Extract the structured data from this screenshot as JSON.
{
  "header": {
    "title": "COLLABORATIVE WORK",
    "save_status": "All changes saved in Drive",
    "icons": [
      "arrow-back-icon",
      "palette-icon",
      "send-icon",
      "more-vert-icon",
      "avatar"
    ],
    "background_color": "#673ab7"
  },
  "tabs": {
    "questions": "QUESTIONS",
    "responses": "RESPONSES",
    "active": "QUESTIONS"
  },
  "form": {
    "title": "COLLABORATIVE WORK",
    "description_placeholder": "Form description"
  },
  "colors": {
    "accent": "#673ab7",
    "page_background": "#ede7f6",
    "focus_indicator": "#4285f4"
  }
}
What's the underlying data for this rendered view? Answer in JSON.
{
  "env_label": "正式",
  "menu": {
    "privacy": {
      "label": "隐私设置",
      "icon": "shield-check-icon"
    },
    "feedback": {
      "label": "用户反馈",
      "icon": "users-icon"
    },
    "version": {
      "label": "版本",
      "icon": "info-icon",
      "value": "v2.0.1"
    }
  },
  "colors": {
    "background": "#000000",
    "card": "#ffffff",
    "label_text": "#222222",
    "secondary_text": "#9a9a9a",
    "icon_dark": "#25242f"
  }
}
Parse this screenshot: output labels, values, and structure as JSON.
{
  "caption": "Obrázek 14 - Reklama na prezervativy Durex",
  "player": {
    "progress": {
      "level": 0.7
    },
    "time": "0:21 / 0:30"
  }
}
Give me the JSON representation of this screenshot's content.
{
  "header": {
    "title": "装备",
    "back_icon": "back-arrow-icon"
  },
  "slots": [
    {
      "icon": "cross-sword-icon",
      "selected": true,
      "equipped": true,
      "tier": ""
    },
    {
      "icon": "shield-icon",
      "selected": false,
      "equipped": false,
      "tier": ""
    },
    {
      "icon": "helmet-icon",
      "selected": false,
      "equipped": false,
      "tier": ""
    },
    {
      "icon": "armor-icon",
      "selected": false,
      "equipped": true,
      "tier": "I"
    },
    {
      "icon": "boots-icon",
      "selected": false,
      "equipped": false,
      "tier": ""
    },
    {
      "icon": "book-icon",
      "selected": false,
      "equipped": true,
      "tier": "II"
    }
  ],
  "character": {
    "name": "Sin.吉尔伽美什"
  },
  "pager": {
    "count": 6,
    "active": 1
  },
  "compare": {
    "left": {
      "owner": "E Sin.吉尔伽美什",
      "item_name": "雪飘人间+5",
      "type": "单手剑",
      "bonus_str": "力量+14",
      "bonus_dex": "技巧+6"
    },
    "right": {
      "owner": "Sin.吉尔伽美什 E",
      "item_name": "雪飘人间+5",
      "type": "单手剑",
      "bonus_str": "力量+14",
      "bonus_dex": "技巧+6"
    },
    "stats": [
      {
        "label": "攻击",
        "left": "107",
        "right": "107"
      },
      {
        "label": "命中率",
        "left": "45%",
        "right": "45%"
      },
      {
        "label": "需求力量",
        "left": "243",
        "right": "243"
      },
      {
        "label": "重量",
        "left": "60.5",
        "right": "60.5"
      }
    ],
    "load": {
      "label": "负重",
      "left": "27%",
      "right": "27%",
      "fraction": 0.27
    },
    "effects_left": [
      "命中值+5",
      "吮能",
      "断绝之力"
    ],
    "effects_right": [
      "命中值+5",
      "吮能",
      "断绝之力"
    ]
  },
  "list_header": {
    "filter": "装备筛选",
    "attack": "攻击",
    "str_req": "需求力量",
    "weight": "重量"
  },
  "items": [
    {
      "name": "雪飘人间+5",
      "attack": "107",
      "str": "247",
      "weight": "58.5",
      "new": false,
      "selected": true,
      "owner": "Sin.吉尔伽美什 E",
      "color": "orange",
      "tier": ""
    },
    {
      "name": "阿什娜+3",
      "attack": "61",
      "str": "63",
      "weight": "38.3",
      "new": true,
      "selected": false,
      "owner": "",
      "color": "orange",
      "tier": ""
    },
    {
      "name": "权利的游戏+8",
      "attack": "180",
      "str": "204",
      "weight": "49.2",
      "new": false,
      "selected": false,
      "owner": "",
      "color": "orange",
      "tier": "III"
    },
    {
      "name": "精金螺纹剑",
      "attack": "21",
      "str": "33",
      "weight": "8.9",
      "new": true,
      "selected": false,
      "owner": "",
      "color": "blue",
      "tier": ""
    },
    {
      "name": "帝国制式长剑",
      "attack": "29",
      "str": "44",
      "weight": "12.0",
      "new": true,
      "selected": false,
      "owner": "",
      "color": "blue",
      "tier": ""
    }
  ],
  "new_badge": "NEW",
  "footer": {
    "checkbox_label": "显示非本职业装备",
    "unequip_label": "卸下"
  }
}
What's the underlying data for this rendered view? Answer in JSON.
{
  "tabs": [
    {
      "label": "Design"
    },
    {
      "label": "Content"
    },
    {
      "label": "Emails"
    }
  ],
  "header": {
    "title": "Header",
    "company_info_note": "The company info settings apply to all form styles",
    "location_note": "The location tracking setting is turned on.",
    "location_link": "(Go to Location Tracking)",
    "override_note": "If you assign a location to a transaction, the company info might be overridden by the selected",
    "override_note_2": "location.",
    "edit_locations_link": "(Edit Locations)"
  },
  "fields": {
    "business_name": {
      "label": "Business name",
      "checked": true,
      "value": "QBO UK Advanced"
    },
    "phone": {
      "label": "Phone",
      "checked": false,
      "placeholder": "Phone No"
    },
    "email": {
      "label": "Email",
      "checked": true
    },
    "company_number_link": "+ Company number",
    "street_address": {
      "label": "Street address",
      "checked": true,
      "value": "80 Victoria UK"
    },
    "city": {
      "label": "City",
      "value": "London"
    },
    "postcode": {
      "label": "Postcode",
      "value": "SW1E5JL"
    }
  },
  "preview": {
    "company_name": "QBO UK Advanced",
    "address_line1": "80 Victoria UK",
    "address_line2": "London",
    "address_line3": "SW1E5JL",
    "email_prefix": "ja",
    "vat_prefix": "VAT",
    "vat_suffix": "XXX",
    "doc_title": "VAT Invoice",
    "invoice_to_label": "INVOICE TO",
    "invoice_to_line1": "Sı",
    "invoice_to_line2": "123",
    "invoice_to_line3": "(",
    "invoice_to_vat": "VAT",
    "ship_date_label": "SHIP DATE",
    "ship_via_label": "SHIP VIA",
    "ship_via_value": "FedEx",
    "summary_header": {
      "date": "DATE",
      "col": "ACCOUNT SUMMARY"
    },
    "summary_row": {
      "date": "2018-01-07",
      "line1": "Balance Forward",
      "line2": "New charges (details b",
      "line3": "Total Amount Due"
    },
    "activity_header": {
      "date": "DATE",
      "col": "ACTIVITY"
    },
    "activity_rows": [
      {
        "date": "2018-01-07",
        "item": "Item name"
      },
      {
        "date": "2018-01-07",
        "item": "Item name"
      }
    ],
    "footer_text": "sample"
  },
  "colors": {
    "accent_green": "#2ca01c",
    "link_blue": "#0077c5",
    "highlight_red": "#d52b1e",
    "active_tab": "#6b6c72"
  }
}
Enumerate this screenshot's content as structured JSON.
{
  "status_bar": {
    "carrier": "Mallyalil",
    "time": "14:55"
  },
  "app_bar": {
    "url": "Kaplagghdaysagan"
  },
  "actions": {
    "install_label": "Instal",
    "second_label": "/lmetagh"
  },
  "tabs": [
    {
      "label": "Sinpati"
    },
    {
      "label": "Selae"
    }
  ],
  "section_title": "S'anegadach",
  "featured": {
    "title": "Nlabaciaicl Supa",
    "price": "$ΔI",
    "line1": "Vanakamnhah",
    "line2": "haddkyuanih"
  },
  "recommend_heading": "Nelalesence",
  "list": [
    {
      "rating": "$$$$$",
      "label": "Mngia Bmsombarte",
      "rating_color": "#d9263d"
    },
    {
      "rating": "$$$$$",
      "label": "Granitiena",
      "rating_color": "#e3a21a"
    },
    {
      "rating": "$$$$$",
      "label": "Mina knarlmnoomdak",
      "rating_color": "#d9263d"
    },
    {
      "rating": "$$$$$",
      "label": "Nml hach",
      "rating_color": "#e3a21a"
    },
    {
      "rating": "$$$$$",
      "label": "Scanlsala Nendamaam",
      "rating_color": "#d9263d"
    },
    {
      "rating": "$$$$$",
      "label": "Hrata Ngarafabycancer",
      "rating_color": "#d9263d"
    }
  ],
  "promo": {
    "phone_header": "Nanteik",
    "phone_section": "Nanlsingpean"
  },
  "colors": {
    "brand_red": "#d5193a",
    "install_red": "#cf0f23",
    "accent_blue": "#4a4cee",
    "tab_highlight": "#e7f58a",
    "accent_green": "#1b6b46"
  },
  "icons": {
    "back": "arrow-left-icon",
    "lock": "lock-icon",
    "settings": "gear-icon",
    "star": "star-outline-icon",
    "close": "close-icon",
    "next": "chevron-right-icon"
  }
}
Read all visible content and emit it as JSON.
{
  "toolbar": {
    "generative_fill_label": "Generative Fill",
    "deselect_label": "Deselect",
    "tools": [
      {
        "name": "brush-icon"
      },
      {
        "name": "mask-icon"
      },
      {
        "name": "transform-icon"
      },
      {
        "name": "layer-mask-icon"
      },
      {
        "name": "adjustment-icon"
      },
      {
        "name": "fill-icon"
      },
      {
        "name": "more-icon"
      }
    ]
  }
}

▶ **EXERCISE PROMPT**
From the line holding "Read all visible content and emit it as JSON." to the last line of the records, quote each line exactly and add nothing.

▶ **ANSWER TO THIS TASK**
Read all visible content and emit it as JSON.
{
  "toolbar": {
    "generative_fill_label": "Generative Fill",
    "deselect_label": "Deselect",
    "tools": [
      {
        "name": "brush-icon"
      },
      {
        "name": "mask-icon"
      },
      {
        "name": "transform-icon"
      },
      {
        "name": "layer-mask-icon"
      },
      {
        "name": "adjustment-icon"
      },
      {
        "name": "fill-icon"
      },
      {
        "name": "more-icon"
      }
    ]
  }
}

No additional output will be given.